* **Supplied material**:
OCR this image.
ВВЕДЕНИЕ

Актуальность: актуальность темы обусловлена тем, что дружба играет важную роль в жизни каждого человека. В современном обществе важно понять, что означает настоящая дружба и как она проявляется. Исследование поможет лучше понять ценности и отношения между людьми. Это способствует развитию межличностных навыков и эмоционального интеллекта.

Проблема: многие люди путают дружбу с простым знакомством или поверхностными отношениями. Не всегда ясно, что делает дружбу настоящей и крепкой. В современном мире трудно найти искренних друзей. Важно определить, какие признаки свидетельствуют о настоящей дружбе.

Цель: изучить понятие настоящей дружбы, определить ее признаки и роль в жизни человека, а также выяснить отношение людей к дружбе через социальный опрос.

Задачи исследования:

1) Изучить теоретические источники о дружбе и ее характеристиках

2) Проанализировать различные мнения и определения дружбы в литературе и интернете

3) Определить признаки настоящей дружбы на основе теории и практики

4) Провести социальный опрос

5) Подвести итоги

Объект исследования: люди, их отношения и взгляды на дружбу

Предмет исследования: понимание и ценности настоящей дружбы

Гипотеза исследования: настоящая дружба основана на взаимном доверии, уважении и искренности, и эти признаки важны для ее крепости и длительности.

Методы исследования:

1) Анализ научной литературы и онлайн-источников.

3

* **Your instructions**: The string "роль" may appear in lines of the listing above; tally those lines and give the number only.

* **Written reply**: 2